▸ **Given passage**:
Everything seemed to be fine, but the new files (those copied) appear with a "special character" in their names (right before the file type), it seeems like a space, but its not (I've replaced it with a space, and the file opened correctly). After deleting it the file can be oppened by its associated application, but with it, the aplication acusses the file to be corrupted.

The issue seems to come from the code related to ostringstream::str member function, but I honestly don't know how to fix it. I wonder if its not inserting a null character there, before I append the file type...

Here is the part of the code responsible. It gets the old and new names from a 2 column csv file, data separated by ";". Original data, and new (renamed files) data are kept in diferent directories, thats the reason I need to create a string with each file path inside a for loop. I intend to check old and new files content later, probably with memcmp. But first I need them to be correctly renamed.

I'm on a Ubuntu 14.04 (64 bit) machine with gcc 4.8.4 as compiler. I already excuse myself for the probably poor coding and bad english, I'm not a native speaker (writer, actually).

    fNew.open(filename);
    std::ostringstream oldSeqName (std::ostringstream::ate);
    std::ostringstream newSeqName (std::ostringstream::ate);
    std::ostringstream oldAb1Name (std::ostringstream::ate);
    std::ostringstream newAb1Name (std::ostringstream::ate);

    std::fstream log;
    time_t now = time(0);

    for (std::string nOld, nNew; getline(fNew, nOld, ';') && getline(fNew, nNew); )

▸ **Set problem 1**: Reproduce the records word for word, from their first line down to and including the line that contains "182, 112, 188]".

▸ **Data excerpts**:
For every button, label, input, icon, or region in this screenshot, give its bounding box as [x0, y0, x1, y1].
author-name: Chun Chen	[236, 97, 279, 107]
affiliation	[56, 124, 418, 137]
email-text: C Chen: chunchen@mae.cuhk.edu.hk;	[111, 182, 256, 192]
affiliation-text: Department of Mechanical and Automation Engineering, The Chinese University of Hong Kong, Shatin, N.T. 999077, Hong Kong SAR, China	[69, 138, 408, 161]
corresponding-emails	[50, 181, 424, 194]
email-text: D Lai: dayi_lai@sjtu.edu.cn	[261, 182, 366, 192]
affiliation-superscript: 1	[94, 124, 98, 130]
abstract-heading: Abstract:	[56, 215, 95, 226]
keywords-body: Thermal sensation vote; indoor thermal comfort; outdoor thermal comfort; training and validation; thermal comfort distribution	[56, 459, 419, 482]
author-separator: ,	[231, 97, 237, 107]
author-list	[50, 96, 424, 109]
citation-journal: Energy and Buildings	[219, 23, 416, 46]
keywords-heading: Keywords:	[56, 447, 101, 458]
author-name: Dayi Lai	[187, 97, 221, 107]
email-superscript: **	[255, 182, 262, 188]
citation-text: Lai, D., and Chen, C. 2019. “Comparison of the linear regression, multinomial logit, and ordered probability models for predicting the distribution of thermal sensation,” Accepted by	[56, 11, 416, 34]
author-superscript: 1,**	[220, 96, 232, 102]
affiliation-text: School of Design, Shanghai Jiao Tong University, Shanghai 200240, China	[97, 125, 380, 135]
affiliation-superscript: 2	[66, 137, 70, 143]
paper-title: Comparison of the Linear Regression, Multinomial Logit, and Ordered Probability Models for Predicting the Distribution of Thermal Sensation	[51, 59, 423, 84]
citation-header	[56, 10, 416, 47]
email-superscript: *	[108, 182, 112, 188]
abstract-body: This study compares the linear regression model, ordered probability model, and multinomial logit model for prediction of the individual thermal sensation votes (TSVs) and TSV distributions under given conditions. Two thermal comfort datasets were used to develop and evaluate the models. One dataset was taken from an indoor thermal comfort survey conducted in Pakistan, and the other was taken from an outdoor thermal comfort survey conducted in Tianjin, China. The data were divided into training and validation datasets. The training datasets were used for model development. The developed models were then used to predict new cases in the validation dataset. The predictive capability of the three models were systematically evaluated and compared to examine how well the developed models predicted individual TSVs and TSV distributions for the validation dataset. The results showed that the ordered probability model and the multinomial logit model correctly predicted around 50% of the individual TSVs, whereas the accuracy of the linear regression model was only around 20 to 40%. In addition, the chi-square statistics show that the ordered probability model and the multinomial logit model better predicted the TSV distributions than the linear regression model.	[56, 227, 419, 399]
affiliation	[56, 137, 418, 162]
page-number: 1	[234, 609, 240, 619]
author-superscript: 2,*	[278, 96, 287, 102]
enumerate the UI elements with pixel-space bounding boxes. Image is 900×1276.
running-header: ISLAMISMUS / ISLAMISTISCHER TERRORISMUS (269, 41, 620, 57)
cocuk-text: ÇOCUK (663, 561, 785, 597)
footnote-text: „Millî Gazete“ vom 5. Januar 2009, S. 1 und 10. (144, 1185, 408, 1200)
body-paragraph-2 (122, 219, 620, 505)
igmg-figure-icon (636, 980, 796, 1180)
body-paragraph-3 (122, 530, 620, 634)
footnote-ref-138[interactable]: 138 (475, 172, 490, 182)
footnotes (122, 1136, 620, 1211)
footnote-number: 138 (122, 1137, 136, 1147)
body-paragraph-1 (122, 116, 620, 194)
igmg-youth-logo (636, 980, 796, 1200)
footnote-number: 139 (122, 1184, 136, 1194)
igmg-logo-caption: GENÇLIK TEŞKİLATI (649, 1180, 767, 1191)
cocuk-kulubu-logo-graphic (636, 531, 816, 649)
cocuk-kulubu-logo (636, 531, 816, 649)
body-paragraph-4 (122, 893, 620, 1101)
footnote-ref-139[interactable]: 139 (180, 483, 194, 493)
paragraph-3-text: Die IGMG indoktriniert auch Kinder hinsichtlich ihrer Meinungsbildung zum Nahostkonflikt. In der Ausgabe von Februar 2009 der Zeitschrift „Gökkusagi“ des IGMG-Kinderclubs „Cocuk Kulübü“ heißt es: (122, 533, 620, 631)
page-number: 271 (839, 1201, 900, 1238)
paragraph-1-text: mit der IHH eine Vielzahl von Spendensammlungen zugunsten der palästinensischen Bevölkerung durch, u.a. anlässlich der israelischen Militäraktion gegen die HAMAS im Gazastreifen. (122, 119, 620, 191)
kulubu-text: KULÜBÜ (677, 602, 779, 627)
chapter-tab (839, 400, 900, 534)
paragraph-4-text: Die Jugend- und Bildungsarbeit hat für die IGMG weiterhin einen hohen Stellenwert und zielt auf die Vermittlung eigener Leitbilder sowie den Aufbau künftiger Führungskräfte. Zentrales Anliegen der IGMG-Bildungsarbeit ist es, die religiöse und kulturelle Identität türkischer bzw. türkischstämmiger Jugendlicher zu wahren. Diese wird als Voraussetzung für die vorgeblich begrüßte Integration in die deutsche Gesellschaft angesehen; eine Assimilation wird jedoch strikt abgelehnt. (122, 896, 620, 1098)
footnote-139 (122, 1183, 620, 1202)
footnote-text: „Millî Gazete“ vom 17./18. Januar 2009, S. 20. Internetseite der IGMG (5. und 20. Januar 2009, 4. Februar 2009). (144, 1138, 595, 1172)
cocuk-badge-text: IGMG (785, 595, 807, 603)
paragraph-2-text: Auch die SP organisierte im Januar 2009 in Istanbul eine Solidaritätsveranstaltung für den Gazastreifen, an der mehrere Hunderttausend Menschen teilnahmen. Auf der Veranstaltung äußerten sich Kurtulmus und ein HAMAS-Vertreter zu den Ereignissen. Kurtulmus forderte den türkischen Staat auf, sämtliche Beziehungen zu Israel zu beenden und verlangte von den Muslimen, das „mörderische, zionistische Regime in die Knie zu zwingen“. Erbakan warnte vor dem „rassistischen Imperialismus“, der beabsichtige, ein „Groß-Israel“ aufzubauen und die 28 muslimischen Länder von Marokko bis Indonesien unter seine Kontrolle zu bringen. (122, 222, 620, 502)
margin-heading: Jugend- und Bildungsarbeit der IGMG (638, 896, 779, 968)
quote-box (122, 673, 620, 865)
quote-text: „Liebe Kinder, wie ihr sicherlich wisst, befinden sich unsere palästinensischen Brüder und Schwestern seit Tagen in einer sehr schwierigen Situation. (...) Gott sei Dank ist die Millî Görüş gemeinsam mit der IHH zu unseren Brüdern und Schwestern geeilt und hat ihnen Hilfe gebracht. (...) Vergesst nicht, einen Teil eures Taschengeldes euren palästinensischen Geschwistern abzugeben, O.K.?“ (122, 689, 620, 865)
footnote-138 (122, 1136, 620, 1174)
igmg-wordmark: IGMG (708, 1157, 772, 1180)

▸ **Set problem 2**: According to the forum post about renaming files, why does the writer need to build a string with each file path inside a for loop?

▸ **Exercise result 1**:
For every button, label, input, icon, or region in this screenshot, give its bounding box as [x0, y0, x1, y1].
author-name: Chun Chen	[236, 97, 279, 107]
affiliation	[56, 124, 418, 137]
email-text: C Chen: chunchen@mae.cuhk.edu.hk;	[111, 182, 256, 192]
affiliation-text: Department of Mechanical and Automation Engineering, The Chinese University of Hong Kong, Shatin, N.T. 999077, Hong Kong SAR, China	[69, 138, 408, 161]
corresponding-emails	[50, 181, 424, 194]
email-text: D Lai: dayi_lai@sjtu.edu.cn	[261, 182, 366, 192]
affiliation-superscript: 1	[94, 124, 98, 130]
abstract-heading: Abstract:	[56, 215, 95, 226]
keywords-body: Thermal sensation vote; indoor thermal comfort; outdoor thermal comfort; training and validation; thermal comfort distribution	[56, 459, 419, 482]
author-separator: ,	[231, 97, 237, 107]
author-list	[50, 96, 424, 109]
citation-journal: Energy and Buildings	[219, 23, 416, 46]
keywords-heading: Keywords:	[56, 447, 101, 458]
author-name: Dayi Lai	[187, 97, 221, 107]
email-superscript: **	[255, 182, 262, 188]
citation-text: Lai, D., and Chen, C. 2019. “Comparison of the linear regression, multinomial logit, and ordered probability models for predicting the distribution of thermal sensation,” Accepted by	[56, 11, 416, 34]
author-superscript: 1,**	[220, 96, 232, 102]
affiliation-text: School of Design, Shanghai Jiao Tong University, Shanghai 200240, China	[97, 125, 380, 135]
affiliation-superscript: 2	[66, 137, 70, 143]
paper-title: Comparison of the Linear Regression, Multinomial Logit, and Ordered Probability Models for Predicting the Distribution of Thermal Sensation	[51, 59, 423, 84]
citation-header	[56, 10, 416, 47]
email-superscript: *	[108, 182, 112, 188]

▸ **Exercise result 2**: The original data and the new, renamed files are kept in different directories. That is why a string with each file path has to be created inside the for loop.